## Task goal
Return each line of the data below exactly, omitting any pictures.

Rows from a figure dataset
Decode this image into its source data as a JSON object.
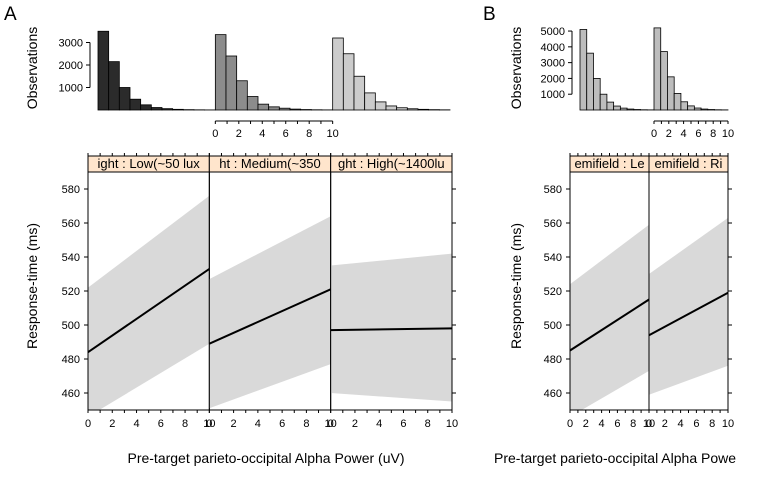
{
  "panel_labels": [
    "A",
    "B"
  ],
  "colors": {
    "ci_band": "#d9d9d9",
    "strip": "#ffe5cc",
    "hist_A": [
      "#2b2b2b",
      "#8c8c8c",
      "#cccccc"
    ],
    "hist_B": [
      "#bdbdbd",
      "#bdbdbd"
    ]
  },
  "chart_data": [
    {
      "panel": "A",
      "type": "line",
      "ylabel": "Response-time (ms)",
      "xlabel": "Pre-target parieto-occipital Alpha Power (uV)",
      "xlim": [
        0,
        10
      ],
      "ylim": [
        450,
        590
      ],
      "yticks": [
        460,
        480,
        500,
        520,
        540,
        560,
        580
      ],
      "xticks": [
        0,
        2,
        4,
        6,
        8,
        10
      ],
      "grid": false,
      "facets": [
        {
          "strip_label": "ight : Low(~50 lux",
          "x": [
            0,
            10
          ],
          "fit": [
            484,
            533
          ],
          "ci_lower": [
            446,
            489
          ],
          "ci_upper": [
            522,
            576
          ]
        },
        {
          "strip_label": "ht : Medium(~350",
          "x": [
            0,
            10
          ],
          "fit": [
            489,
            521
          ],
          "ci_lower": [
            451,
            477
          ],
          "ci_upper": [
            527,
            564
          ]
        },
        {
          "strip_label": "ght : High(~1400lu",
          "x": [
            0,
            10
          ],
          "fit": [
            497,
            498
          ],
          "ci_lower": [
            460,
            455
          ],
          "ci_upper": [
            535,
            542
          ]
        }
      ]
    },
    {
      "panel": "A",
      "type": "bar",
      "ylabel": "Observations",
      "ylim": [
        0,
        4000
      ],
      "yticks": [
        1000,
        2000,
        3000
      ],
      "xticks": [
        0,
        2,
        4,
        6,
        8,
        10
      ],
      "bin_width": 1,
      "histograms": [
        {
          "values": [
            3500,
            2150,
            1000,
            480,
            230,
            110,
            60,
            30,
            15,
            8,
            4
          ]
        },
        {
          "values": [
            3350,
            2400,
            1300,
            600,
            260,
            140,
            80,
            40,
            20,
            10,
            5
          ]
        },
        {
          "values": [
            3200,
            2500,
            1500,
            760,
            360,
            180,
            100,
            55,
            30,
            15,
            8
          ]
        }
      ]
    },
    {
      "panel": "B",
      "type": "line",
      "ylabel": "Response-time (ms)",
      "xlabel": "Pre-target parieto-occipital Alpha Powe",
      "xlim": [
        0,
        10
      ],
      "ylim": [
        450,
        590
      ],
      "yticks": [
        460,
        480,
        500,
        520,
        540,
        560,
        580
      ],
      "xticks": [
        0,
        2,
        4,
        6,
        8,
        10
      ],
      "grid": false,
      "facets": [
        {
          "strip_label": "emifield : Le",
          "x": [
            0,
            10
          ],
          "fit": [
            485,
            515
          ],
          "ci_lower": [
            446,
            473
          ],
          "ci_upper": [
            524,
            559
          ]
        },
        {
          "strip_label": "emifield : Ri",
          "x": [
            0,
            10
          ],
          "fit": [
            494,
            519
          ],
          "ci_lower": [
            459,
            476
          ],
          "ci_upper": [
            530,
            563
          ]
        }
      ]
    },
    {
      "panel": "B",
      "type": "bar",
      "ylabel": "Observations",
      "ylim": [
        0,
        5700
      ],
      "yticks": [
        1000,
        2000,
        3000,
        4000,
        5000
      ],
      "xticks": [
        0,
        2,
        4,
        6,
        8,
        10
      ],
      "bin_width": 1,
      "histograms": [
        {
          "values": [
            5100,
            3600,
            2000,
            1000,
            500,
            250,
            120,
            60,
            30,
            15,
            8
          ]
        },
        {
          "values": [
            5200,
            3700,
            2100,
            1050,
            520,
            260,
            125,
            60,
            30,
            15,
            8
          ]
        }
      ]
    }
  ]
}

## Response for this exercise
Decode this image into its source data as a JSON object.
{
  "panel_labels": [
    "A",
    "B"
  ],
  "colors": {
    "ci_band": "#d9d9d9",
    "strip": "#ffe5cc",
    "hist_A": [
      "#2b2b2b",
      "#8c8c8c",
      "#cccccc"
    ],
    "hist_B": [
      "#bdbdbd",
      "#bdbdbd"
    ]
  },
  "chart_data": [
    {
      "panel": "A",
      "type": "line",
      "ylabel": "Response-time (ms)",
      "xlabel": "Pre-target parieto-occipital Alpha Power (uV)",
      "xlim": [
        0,
        10
      ],
      "ylim": [
        450,
        590
      ],
      "yticks": [
        460,
        480,
        500,
        520,
        540,
        560,
        580
      ],
      "xticks": [
        0,
        2,
        4,
        6,
        8,
        10
      ],
      "grid": false,
      "facets": [
        {
          "strip_label": "ight : Low(~50 lux",
          "x": [
            0,
            10
          ],
          "fit": [
            484,
            533
          ],
          "ci_lower": [
            446,
            489
          ],
          "ci_upper": [
            522,
            576
          ]
        },
        {
          "strip_label": "ht : Medium(~350",
          "x": [
            0,
            10
          ],
          "fit": [
            489,
            521
          ],
          "ci_lower": [
            451,
            477
          ],
          "ci_upper": [
            527,
            564
          ]
        },
        {
          "strip_label": "ght : High(~1400lu",
          "x": [
            0,
            10
          ],
          "fit": [
            497,
            498
          ],
          "ci_lower": [
            460,
            455
          ],
          "ci_upper": [
            535,
            542
          ]
        }
      ]
    },
    {
      "panel": "A",
      "type": "bar",
      "ylabel": "Observations",
      "ylim": [
        0,
        4000
      ],
      "yticks": [
        1000,
        2000,
        3000
      ],
      "xticks": [
        0,
        2,
        4,
        6,
        8,
        10
      ],
      "bin_width": 1,
      "histograms": [
        {
          "values": [
            3500,
            2150,
            1000,
            480,
            230,
            110,
            60,
            30,
            15,
            8,
            4
          ]
        },
        {
          "values": [
            3350,
            2400,
            1300,
            600,
            260,
            140,
            80,
            40,
            20,
            10,
            5
          ]
        },
        {
          "values": [
            3200,
            2500,
            1500,
            760,
            360,
            180,
            100,
            55,
            30,
            15,
            8
          ]
        }
      ]
    },
    {
      "panel": "B",
      "type": "line",
      "ylabel": "Response-time (ms)",
      "xlabel": "Pre-target parieto-occipital Alpha Powe",
      "xlim": [
        0,
        10
      ],
      "ylim": [
        450,
        590
      ],
      "yticks": [
        460,
        480,
        500,
        520,
        540,
        560,
        580
      ],
      "xticks": [
        0,
        2,
        4,
        6,
        8,
        10
      ],
      "grid": false,
      "facets": [
        {
          "strip_label": "emifield : Le",
          "x": [
            0,
            10
          ],
          "fit": [
            485,
            515
          ],
          "ci_lower": [
            446,
            473
          ],
          "ci_upper": [
            524,
            559
          ]
        },
        {
          "strip_label": "emifield : Ri",
          "x": [
            0,
            10
          ],
          "fit": [
            494,
            519
          ],
          "ci_lower": [
            459,
            476
          ],
          "ci_upper": [
            530,
            563
          ]
        }
      ]
    },
    {
      "panel": "B",
      "type": "bar",
      "ylabel": "Observations",
      "ylim": [
        0,
        5700
      ],
      "yticks": [
        1000,
        2000,
        3000,
        4000,
        5000
      ],
      "xticks": [
        0,
        2,
        4,
        6,
        8,
        10
      ],
      "bin_width": 1,
      "histograms": [
        {
          "values": [
            5100,
            3600,
            2000,
            1000,
            500,
            250,
            120,
            60,
            30,
            15,
            8
          ]
        },
        {
          "values": [
            5200,
            3700,
            2100,
            1050,
            520,
            260,
            125,
            60,
            30,
            15,
            8
          ]
        }
      ]
    }
  ]
}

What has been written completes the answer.